Pick out every line of the data that contains the string "Lukáč", and copy each one.

● **RECORDS**:
------------------------------------

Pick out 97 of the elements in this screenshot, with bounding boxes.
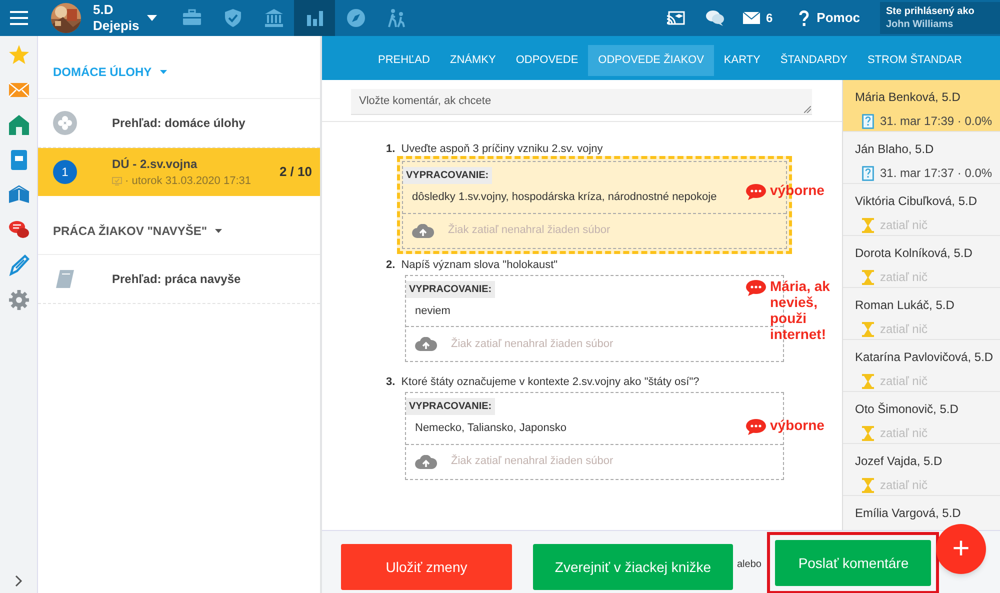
bank-icon	[264, 8, 284, 28]
question-text: Napíš význam slova "holokaust"	[401, 258, 558, 272]
submission-count: 2 / 10	[279, 163, 312, 182]
student-name: Jozef Vajda, 5.D	[855, 453, 944, 470]
resize-grip-icon[interactable]	[804, 106, 811, 113]
student-name: Dorota Kolníková, 5.D	[855, 245, 974, 262]
monitor-check-icon	[112, 176, 122, 186]
teacher-comment: výborne	[770, 417, 826, 433]
pen-icon[interactable]	[8, 254, 30, 276]
hourglass-icon	[862, 374, 874, 388]
student-row[interactable]: Oto Šimonovič, 5.D zatiaľ nič	[843, 392, 1000, 444]
message-count: 6	[766, 10, 773, 27]
question-text: Ktoré štáty označujeme v kontexte 2.sv.vojny ako "štáty osí"?	[401, 375, 700, 389]
settings-icon[interactable]	[8, 289, 30, 311]
subject-name: Dejepis	[93, 18, 140, 34]
submission-status: zatiaľ nič	[880, 321, 928, 338]
save-button[interactable]: Uložiť zmeny	[341, 544, 512, 590]
teacher-comment: Mária, ak nevieš, použi internet!	[770, 278, 831, 342]
envelope-icon[interactable]	[742, 12, 760, 24]
comment-bubble-icon[interactable]	[746, 280, 766, 296]
chat-icon[interactable]	[706, 10, 724, 26]
upload-cloud-icon[interactable]	[412, 224, 434, 238]
item-title: Prehľad: domáce úlohy	[112, 115, 246, 132]
caret-icon	[160, 70, 167, 74]
question-document-icon	[862, 114, 874, 128]
compass-icon	[346, 8, 366, 28]
student-name: Mária Benková, 5.D	[855, 89, 962, 106]
cast-icon[interactable]	[666, 11, 685, 25]
upload-cloud-icon[interactable]	[415, 337, 437, 351]
student-name: Katarína Pavlovičová, 5.D	[855, 349, 994, 366]
help-link[interactable]: Pomoc	[798, 8, 860, 28]
answer-label: VYPRACOVANIE:	[403, 167, 492, 184]
class-code: 5.D	[93, 2, 114, 18]
chat-bubbles-icon[interactable]	[8, 219, 30, 241]
submission-status: zatiaľ nič	[880, 373, 928, 390]
item-title: Prehľad: práca navyše	[112, 271, 242, 288]
hourglass-icon	[862, 322, 874, 336]
chevron-right-icon[interactable]	[14, 575, 22, 587]
question-number: 3.	[386, 375, 396, 389]
flower-icon	[53, 111, 77, 135]
submission-status: zatiaľ nič	[880, 477, 928, 494]
student-name: Emília Vargová, 5.D	[855, 505, 962, 522]
walking-people-icon	[386, 8, 407, 28]
answer-label: VYPRACOVANIE:	[406, 280, 495, 298]
book-icon	[53, 267, 77, 291]
submission-status: zatiaľ nič	[880, 217, 928, 234]
number-badge: 1	[53, 160, 77, 184]
student-name: Roman Lukáč, 5.D	[855, 297, 956, 314]
question-number: 1.	[386, 142, 396, 156]
due-date: · utorok 31.03.2020 17:31	[125, 174, 251, 189]
hourglass-icon	[862, 270, 874, 284]
upload-placeholder: Žiak zatiaľ nenahral žiaden súbor	[448, 222, 610, 238]
question-number: 2.	[386, 258, 396, 272]
submission-status: 31. mar 17:39 · 0.0%	[880, 113, 992, 130]
submission-status: zatiaľ nič	[880, 269, 928, 286]
shield-icon	[222, 8, 243, 28]
menu-icon[interactable]	[10, 11, 28, 25]
caret-icon[interactable]	[147, 15, 158, 21]
login-label: Ste prihlásený ako	[886, 5, 976, 18]
briefcase-icon	[182, 8, 202, 28]
star-icon[interactable]	[8, 44, 30, 66]
comment-bubble-icon[interactable]	[746, 184, 766, 200]
student-row[interactable]: Dorota Kolníková, 5.D zatiaľ nič	[843, 236, 1000, 288]
question-document-icon	[862, 166, 874, 180]
hourglass-icon	[862, 426, 874, 440]
student-row[interactable]: Jozef Vajda, 5.D zatiaľ nič	[843, 444, 1000, 496]
caret-icon	[215, 229, 222, 233]
bar-chart-icon	[304, 8, 325, 28]
submission-status: zatiaľ nič	[880, 425, 928, 442]
user-name: John Williams	[886, 18, 954, 31]
student-row[interactable]: Katarína Pavlovičová, 5.D zatiaľ nič	[843, 340, 1000, 392]
section-heading[interactable]: PRÁCA ŽIAKOV "NAVYŠE"	[53, 222, 222, 240]
item-title: DÚ - 2.sv.vojna	[112, 156, 198, 173]
question-text: Uveďte aspoň 3 príčiny vzniku 2.sv. vojny	[401, 142, 603, 156]
question-icon	[798, 10, 809, 26]
submission-status: 31. mar 17:37 · 0.0%	[880, 165, 992, 182]
answer-label: VYPRACOVANIE:	[406, 398, 495, 415]
student-row[interactable]: Viktória Cibuľková, 5.D zatiaľ nič	[843, 184, 1000, 236]
hourglass-icon	[862, 218, 874, 232]
nav-tab[interactable]	[294, 0, 336, 36]
upload-cloud-icon[interactable]	[415, 454, 437, 468]
student-name: Viktória Cibuľková, 5.D	[855, 193, 978, 210]
house-icon[interactable]	[8, 114, 30, 136]
student-row[interactable]: Ján Blaho, 5.D 31. mar 17:37 · 0.0%	[843, 132, 1000, 184]
assignment-item[interactable]: 1 DÚ - 2.sv.vojna · utorok 31.03.2020 17:31 2 / 10	[38, 148, 320, 196]
student-name: Oto Šimonovič, 5.D	[855, 401, 960, 418]
comment-field[interactable]: Vložte komentár, ak chcete	[351, 88, 812, 114]
comment-bubble-icon[interactable]	[746, 419, 766, 435]
open-book-icon[interactable]	[8, 184, 30, 206]
student-row[interactable]: Mária Benková, 5.D 31. mar 17:39 · 0.0%	[843, 80, 1000, 132]
student-name: Ján Blaho, 5.D	[855, 141, 935, 158]
upload-placeholder: Žiak zatiaľ nenahral žiaden súbor	[451, 453, 614, 470]
student-row[interactable]: Roman Lukáč, 5.D zatiaľ nič	[843, 288, 1000, 340]
teacher-comment: výborne	[770, 182, 826, 198]
upload-placeholder: Žiak zatiaľ nenahral žiaden súbor	[451, 336, 614, 352]
hourglass-icon	[862, 478, 874, 492]
or-label: alebo	[737, 558, 762, 572]
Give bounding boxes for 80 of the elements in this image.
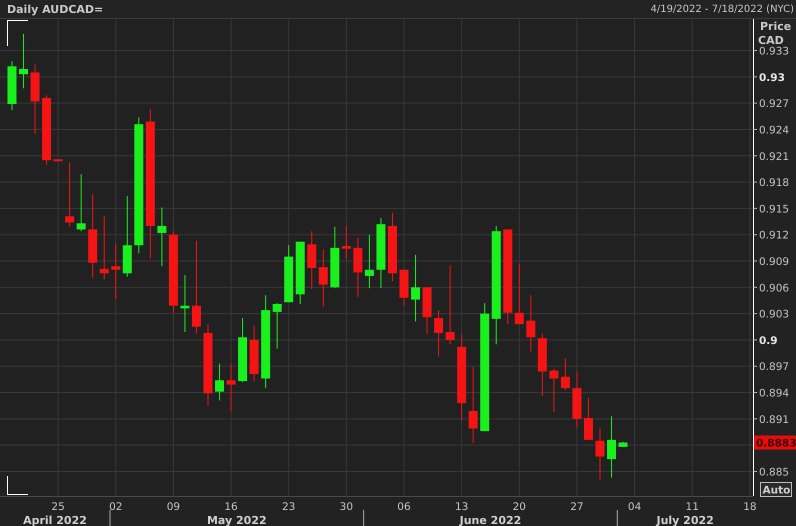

------------------------------------

● **WORKED SOLUTION**:
student-name: Roman Lukáč, 5.D	[855, 297, 956, 314]
student-row[interactable]: Roman Lukáč, 5.D zatiaľ nič	[843, 288, 1000, 340]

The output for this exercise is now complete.